Search the entries for the word "регионального" and pull out each line that has it.

---- The records

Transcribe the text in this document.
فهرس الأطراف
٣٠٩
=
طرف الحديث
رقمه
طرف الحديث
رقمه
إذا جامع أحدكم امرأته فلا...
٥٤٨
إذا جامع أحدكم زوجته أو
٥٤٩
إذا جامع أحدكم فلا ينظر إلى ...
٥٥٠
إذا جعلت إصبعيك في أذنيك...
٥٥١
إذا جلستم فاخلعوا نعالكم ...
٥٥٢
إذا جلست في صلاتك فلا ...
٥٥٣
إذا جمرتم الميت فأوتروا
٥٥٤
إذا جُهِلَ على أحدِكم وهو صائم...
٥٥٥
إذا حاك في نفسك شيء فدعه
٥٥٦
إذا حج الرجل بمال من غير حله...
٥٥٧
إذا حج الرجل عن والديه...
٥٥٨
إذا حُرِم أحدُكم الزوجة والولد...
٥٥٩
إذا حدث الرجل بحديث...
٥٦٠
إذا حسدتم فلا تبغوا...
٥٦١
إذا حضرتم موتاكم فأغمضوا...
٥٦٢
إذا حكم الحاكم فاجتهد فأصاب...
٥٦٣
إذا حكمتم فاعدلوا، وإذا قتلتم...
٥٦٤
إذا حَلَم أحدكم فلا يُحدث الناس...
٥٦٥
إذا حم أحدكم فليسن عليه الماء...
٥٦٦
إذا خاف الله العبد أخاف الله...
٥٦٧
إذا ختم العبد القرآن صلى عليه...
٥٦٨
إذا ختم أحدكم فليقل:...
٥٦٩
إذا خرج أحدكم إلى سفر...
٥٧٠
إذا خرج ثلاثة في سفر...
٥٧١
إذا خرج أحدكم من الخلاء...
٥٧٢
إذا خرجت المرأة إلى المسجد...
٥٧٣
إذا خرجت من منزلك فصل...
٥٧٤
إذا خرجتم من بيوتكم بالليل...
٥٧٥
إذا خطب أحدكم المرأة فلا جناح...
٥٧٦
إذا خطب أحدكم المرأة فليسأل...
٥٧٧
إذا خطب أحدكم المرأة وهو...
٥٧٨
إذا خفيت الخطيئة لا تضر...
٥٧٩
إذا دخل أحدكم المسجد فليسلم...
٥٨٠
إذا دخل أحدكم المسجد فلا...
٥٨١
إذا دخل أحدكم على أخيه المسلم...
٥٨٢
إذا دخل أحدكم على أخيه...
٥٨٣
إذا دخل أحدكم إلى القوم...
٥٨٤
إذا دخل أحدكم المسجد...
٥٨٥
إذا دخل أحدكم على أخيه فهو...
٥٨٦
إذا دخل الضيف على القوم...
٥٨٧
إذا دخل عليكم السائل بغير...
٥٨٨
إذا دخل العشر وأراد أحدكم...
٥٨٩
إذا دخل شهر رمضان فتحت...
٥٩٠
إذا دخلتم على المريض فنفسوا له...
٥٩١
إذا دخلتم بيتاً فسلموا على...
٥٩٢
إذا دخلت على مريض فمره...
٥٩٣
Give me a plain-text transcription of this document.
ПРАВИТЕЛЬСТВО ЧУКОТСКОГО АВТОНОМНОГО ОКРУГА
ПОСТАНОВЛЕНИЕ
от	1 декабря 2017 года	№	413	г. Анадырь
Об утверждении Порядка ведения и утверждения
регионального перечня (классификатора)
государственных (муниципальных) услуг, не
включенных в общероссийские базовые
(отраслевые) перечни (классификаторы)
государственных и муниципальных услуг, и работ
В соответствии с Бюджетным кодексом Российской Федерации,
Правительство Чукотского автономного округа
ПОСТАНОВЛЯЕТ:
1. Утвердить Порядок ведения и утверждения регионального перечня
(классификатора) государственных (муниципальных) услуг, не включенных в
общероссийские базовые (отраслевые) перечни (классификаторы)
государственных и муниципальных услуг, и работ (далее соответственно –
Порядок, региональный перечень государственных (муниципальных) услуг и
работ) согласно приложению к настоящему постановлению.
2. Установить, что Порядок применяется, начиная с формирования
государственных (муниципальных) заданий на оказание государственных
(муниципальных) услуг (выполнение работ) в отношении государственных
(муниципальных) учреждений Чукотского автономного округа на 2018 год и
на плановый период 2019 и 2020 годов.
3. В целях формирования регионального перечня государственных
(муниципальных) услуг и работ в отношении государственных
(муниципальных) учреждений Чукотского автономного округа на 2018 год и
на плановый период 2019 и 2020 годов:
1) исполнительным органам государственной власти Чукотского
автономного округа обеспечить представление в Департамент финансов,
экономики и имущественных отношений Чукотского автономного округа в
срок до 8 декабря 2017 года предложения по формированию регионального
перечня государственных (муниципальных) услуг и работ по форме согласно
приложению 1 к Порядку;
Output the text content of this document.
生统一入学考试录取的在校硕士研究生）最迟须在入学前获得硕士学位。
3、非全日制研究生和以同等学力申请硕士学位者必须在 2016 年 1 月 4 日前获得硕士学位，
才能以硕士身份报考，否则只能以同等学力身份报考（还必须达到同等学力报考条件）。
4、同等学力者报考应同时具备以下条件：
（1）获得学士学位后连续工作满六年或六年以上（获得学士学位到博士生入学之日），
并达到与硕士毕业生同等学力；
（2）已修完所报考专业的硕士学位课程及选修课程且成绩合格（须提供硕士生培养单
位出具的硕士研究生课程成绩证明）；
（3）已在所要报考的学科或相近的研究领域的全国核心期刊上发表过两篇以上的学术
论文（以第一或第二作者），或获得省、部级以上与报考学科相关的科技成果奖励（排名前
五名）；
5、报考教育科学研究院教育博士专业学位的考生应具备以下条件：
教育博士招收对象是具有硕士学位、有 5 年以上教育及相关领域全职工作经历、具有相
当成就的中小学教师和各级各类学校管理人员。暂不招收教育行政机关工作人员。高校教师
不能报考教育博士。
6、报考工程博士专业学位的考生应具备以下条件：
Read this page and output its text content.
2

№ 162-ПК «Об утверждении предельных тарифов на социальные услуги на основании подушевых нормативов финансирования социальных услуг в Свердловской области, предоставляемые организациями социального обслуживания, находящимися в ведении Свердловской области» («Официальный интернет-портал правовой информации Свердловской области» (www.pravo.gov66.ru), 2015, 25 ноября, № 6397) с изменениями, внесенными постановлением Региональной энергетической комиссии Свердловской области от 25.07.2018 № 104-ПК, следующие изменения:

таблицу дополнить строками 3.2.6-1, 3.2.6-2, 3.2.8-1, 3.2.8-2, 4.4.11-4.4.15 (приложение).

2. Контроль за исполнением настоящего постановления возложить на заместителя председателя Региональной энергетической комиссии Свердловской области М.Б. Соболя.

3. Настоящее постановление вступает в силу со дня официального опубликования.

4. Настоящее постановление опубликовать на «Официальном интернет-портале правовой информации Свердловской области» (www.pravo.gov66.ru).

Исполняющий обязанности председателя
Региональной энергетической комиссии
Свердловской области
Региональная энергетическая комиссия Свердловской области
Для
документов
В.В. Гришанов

--------

Answer to the problem:
регионального перечня (классификатора)
1. Утвердить Порядок ведения и утверждения регионального перечня
3. В целях формирования регионального перечня государственных
срок до 8 декабря 2017 года предложения по формированию регионального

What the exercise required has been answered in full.